▸ **Stated goal**:
Arrange the lines of the records as a JSON list of strings, one string per line, leaving out blank lines. Cover only the stretch that begins with the line containing "svg-text:A: A bbox=[637, 503, 644, 514]" and ends with the line containing "svg-text:M: M bbox=[169, 503, 177, 514]", both lines included.
[BEGIN Entries supplied]
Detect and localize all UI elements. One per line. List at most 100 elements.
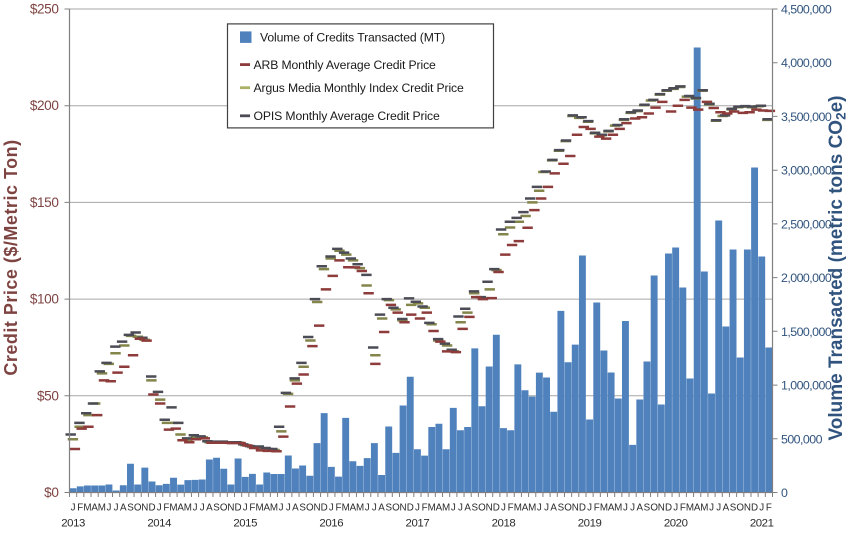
svg-text:A: A bbox=[637, 503, 644, 514]
svg-text:0: 0 bbox=[781, 486, 788, 500]
svg-text:D: D bbox=[407, 503, 414, 514]
svg-text:A: A bbox=[550, 503, 557, 514]
svg-text:J: J bbox=[544, 503, 549, 514]
svg-text:D: D bbox=[493, 503, 500, 514]
svg-text:A: A bbox=[292, 503, 299, 514]
svg-text:N: N bbox=[141, 503, 148, 514]
svg-text:3,500,000: 3,500,000 bbox=[781, 110, 832, 124]
svg-text:O: O bbox=[564, 503, 572, 514]
svg-text:A: A bbox=[723, 503, 730, 514]
svg-text:A: A bbox=[91, 503, 98, 514]
svg-text:J: J bbox=[458, 503, 463, 514]
svg-text:2018: 2018 bbox=[492, 518, 516, 530]
svg-text:J: J bbox=[587, 503, 592, 514]
svg-text:2021: 2021 bbox=[750, 518, 774, 530]
svg-text:1,000,000: 1,000,000 bbox=[781, 379, 832, 393]
svg-text:A: A bbox=[608, 503, 615, 514]
svg-text:M: M bbox=[169, 503, 177, 514]
svg-text:$100: $100 bbox=[30, 292, 59, 307]
svg-text:F: F bbox=[594, 503, 600, 514]
svg-text:J: J bbox=[372, 503, 377, 514]
svg-text:N: N bbox=[744, 503, 751, 514]
svg-text:A: A bbox=[436, 503, 443, 514]
svg-text:M: M bbox=[528, 503, 536, 514]
svg-text:J: J bbox=[709, 503, 714, 514]
svg-text:O: O bbox=[134, 503, 142, 514]
svg-text:2016: 2016 bbox=[319, 518, 343, 530]
svg-text:A: A bbox=[120, 503, 127, 514]
svg-text:Volume Transacted (metric tons: Volume Transacted (metric tons CO2e) bbox=[826, 95, 849, 440]
svg-text:D: D bbox=[751, 503, 758, 514]
svg-text:$200: $200 bbox=[30, 98, 59, 113]
svg-text:J: J bbox=[279, 503, 284, 514]
svg-text:J: J bbox=[451, 503, 456, 514]
svg-text:F: F bbox=[508, 503, 514, 514]
svg-text:M: M bbox=[514, 503, 522, 514]
svg-text:J: J bbox=[114, 503, 119, 514]
svg-text:S: S bbox=[213, 503, 220, 514]
svg-text:J: J bbox=[673, 503, 678, 514]
svg-text:ARB Monthly Average Credit Pri: ARB Monthly Average Credit Price bbox=[254, 58, 437, 72]
svg-text:J: J bbox=[193, 503, 198, 514]
svg-text:A: A bbox=[522, 503, 529, 514]
svg-text:M: M bbox=[428, 503, 436, 514]
svg-text:F: F bbox=[77, 503, 83, 514]
svg-text:S: S bbox=[644, 503, 651, 514]
svg-text:J: J bbox=[286, 503, 291, 514]
svg-text:M: M bbox=[600, 503, 608, 514]
svg-text:3,000,000: 3,000,000 bbox=[781, 164, 832, 178]
svg-text:2015: 2015 bbox=[233, 518, 257, 530]
svg-text:N: N bbox=[313, 503, 320, 514]
svg-text:2020: 2020 bbox=[664, 518, 688, 530]
svg-text:F: F bbox=[422, 503, 428, 514]
svg-text:N: N bbox=[400, 503, 407, 514]
svg-text:N: N bbox=[572, 503, 579, 514]
svg-text:2013: 2013 bbox=[61, 518, 85, 530]
svg-text:A: A bbox=[378, 503, 385, 514]
svg-text:M: M bbox=[184, 503, 192, 514]
svg-text:A: A bbox=[350, 503, 357, 514]
svg-text:O: O bbox=[306, 503, 314, 514]
svg-text:$50: $50 bbox=[37, 388, 59, 403]
svg-text:Credit Price ($/Metric Ton): Credit Price ($/Metric Ton) bbox=[1, 139, 21, 375]
svg-text:500,000: 500,000 bbox=[781, 432, 823, 446]
svg-text:J: J bbox=[200, 503, 205, 514]
svg-text:J: J bbox=[716, 503, 721, 514]
svg-text:2019: 2019 bbox=[578, 518, 602, 530]
svg-text:F: F bbox=[766, 503, 772, 514]
svg-text:M: M bbox=[256, 503, 264, 514]
svg-text:J: J bbox=[623, 503, 628, 514]
svg-text:A: A bbox=[464, 503, 471, 514]
svg-text:J: J bbox=[759, 503, 764, 514]
svg-text:2014: 2014 bbox=[147, 518, 171, 530]
svg-text:Argus Media Monthly Index Cred: Argus Media Monthly Index Credit Price bbox=[254, 81, 465, 95]
svg-text:D: D bbox=[579, 503, 586, 514]
svg-text:M: M bbox=[686, 503, 694, 514]
svg-text:M: M bbox=[614, 503, 622, 514]
svg-text:J: J bbox=[501, 503, 506, 514]
svg-text:M: M bbox=[356, 503, 364, 514]
svg-text:4,500,000: 4,500,000 bbox=[781, 3, 832, 17]
svg-text:N: N bbox=[658, 503, 665, 514]
svg-text:A: A bbox=[206, 503, 213, 514]
svg-text:J: J bbox=[243, 503, 248, 514]
svg-text:M: M bbox=[98, 503, 106, 514]
svg-text:O: O bbox=[220, 503, 228, 514]
svg-text:J: J bbox=[157, 503, 162, 514]
svg-text:S: S bbox=[127, 503, 134, 514]
svg-text:J: J bbox=[630, 503, 635, 514]
svg-text:4,000,000: 4,000,000 bbox=[781, 56, 832, 70]
svg-text:D: D bbox=[665, 503, 672, 514]
svg-text:J: J bbox=[106, 503, 111, 514]
svg-text:D: D bbox=[235, 503, 242, 514]
svg-text:1,500,000: 1,500,000 bbox=[781, 325, 832, 339]
svg-text:J: J bbox=[365, 503, 370, 514]
svg-text:M: M bbox=[83, 503, 91, 514]
svg-text:A: A bbox=[177, 503, 184, 514]
svg-text:S: S bbox=[558, 503, 565, 514]
svg-text:S: S bbox=[730, 503, 737, 514]
svg-text:M: M bbox=[700, 503, 708, 514]
svg-text:M: M bbox=[442, 503, 450, 514]
svg-text:F: F bbox=[163, 503, 169, 514]
svg-text:F: F bbox=[680, 503, 686, 514]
[END Entries supplied]
▸ **Solved exercise**:
[
  "svg-text:A: A bbox=[637, 503, 644, 514]",
  "svg-text:0: 0 bbox=[781, 486, 788, 500]",
  "svg-text:D: D bbox=[407, 503, 414, 514]",
  "svg-text:A: A bbox=[550, 503, 557, 514]",
  "svg-text:J: J bbox=[544, 503, 549, 514]",
  "svg-text:D: D bbox=[493, 503, 500, 514]",
  "svg-text:A: A bbox=[292, 503, 299, 514]",
  "svg-text:N: N bbox=[141, 503, 148, 514]",
  "svg-text:3,500,000: 3,500,000 bbox=[781, 110, 832, 124]",
  "svg-text:O: O bbox=[564, 503, 572, 514]",
  "svg-text:A: A bbox=[723, 503, 730, 514]",
  "svg-text:A: A bbox=[91, 503, 98, 514]",
  "svg-text:J: J bbox=[458, 503, 463, 514]",
  "svg-text:2018: 2018 bbox=[492, 518, 516, 530]",
  "svg-text:J: J bbox=[587, 503, 592, 514]",
  "svg-text:2021: 2021 bbox=[750, 518, 774, 530]",
  "svg-text:1,000,000: 1,000,000 bbox=[781, 379, 832, 393]",
  "svg-text:A: A bbox=[608, 503, 615, 514]",
  "svg-text:M: M bbox=[169, 503, 177, 514]"
]